** start of TASK MATERIAL **
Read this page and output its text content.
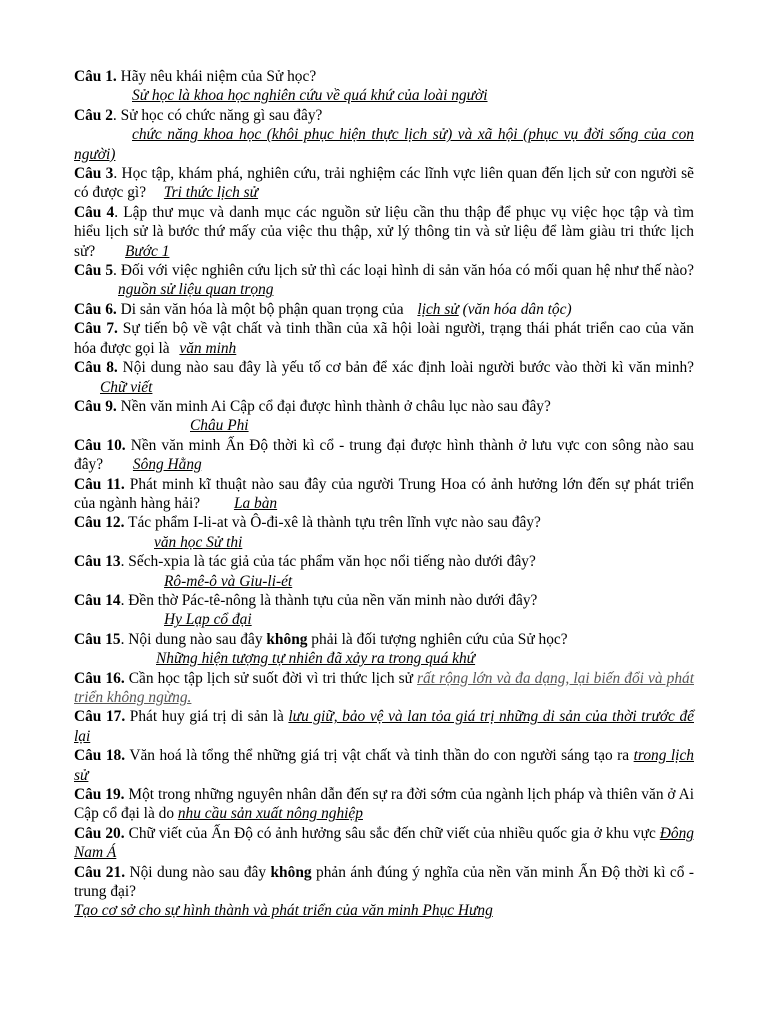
Câu 1. Hãy nêu khái niệm của Sử học?
Sử học là khoa học nghiên cứu về quá khứ của loài người

Câu 2. Sử học có chức năng gì sau đây?
chức năng khoa học (khôi phục hiện thực lịch sử) và xã hội (phục vụ đời sống của con người)

Câu 3. Học tập, khám phá, nghiên cứu, trải nghiệm các lĩnh vực liên quan đến lịch sử con người sẽ có được gì? Tri thức lịch sử

Câu 4. Lập thư mục và danh mục các nguồn sử liệu cần thu thập để phục vụ việc học tập và tìm hiểu lịch sử là bước thứ mấy của việc thu thập, xử lý thông tin và sử liệu để làm giàu tri thức lịch sử? Bước 1

Câu 5. Đối với việc nghiên cứu lịch sử thì các loại hình di sản văn hóa có mối quan hệ như thế nào? nguồn sử liệu quan trọng

Câu 6. Di sản văn hóa là một bộ phận quan trọng của lịch sử (văn hóa dân tộc)

Câu 7. Sự tiến bộ về vật chất và tinh thần của xã hội loài người, trạng thái phát triển cao của văn hóa được gọi là văn minh

Câu 8. Nội dung nào sau đây là yếu tố cơ bản để xác định loài người bước vào thời kì văn minh? Chữ viết

Câu 9. Nền văn minh Ai Cập cổ đại được hình thành ở châu lục nào sau đây?
Châu Phi

Câu 10. Nền văn minh Ấn Độ thời kì cổ - trung đại được hình thành ở lưu vực con sông nào sau đây? Sông Hằng

Câu 11. Phát minh kĩ thuật nào sau đây của người Trung Hoa có ảnh hưởng lớn đến sự phát triển của ngành hàng hải? La bàn

Câu 12. Tác phẩm I-li-at và Ô-đi-xê là thành tựu trên lĩnh vực nào sau đây?
văn học Sử thi

Câu 13. Sếch-xpia là tác giả của tác phẩm văn học nổi tiếng nào dưới đây?
Rô-mê-ô và Giu-li-ét

Câu 14. Đền thờ Pác-tê-nông là thành tựu của nền văn minh nào dưới đây?
Hy Lạp cổ đại

Câu 15. Nội dung nào sau đây không phải là đối tượng nghiên cứu của Sử học?
Những hiện tượng tự nhiên đã xảy ra trong quá khứ

Câu 16. Cần học tập lịch sử suốt đời vì tri thức lịch sử rất rộng lớn và đa dạng, lại biến đổi và phát triển không ngừng.

Câu 17. Phát huy giá trị di sản là lưu giữ, bảo vệ và lan tỏa giá trị những di sản của thời trước để lại

Câu 18. Văn hoá là tổng thể những giá trị vật chất và tinh thần do con người sáng tạo ra trong lịch sử

Câu 19. Một trong những nguyên nhân dẫn đến sự ra đời sớm của ngành lịch pháp và thiên văn ở Ai Cập cổ đại là do nhu cầu sản xuất nông nghiệp

Câu 20. Chữ viết của Ấn Độ có ảnh hưởng sâu sắc đến chữ viết của nhiều quốc gia ở khu vực Đông Nam Á

Câu 21. Nội dung nào sau đây không phản ánh đúng ý nghĩa của nền văn minh Ấn Độ thời kì cổ - trung đại?
Tạo cơ sở cho sự hình thành và phát triển của văn minh Phục Hưng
** end of TASK MATERIAL **
** EXERCISE OBJECTIVE **
Pull every line containing the word "trọng" out of the material.

** FINAL RESULT **
Câu 5. Đối với việc nghiên cứu lịch sử thì các loại hình di sản văn hóa có mối quan hệ như thế nào? nguồn sử liệu quan trọng
Câu 6. Di sản văn hóa là một bộ phận quan trọng của lịch sử (văn hóa dân tộc)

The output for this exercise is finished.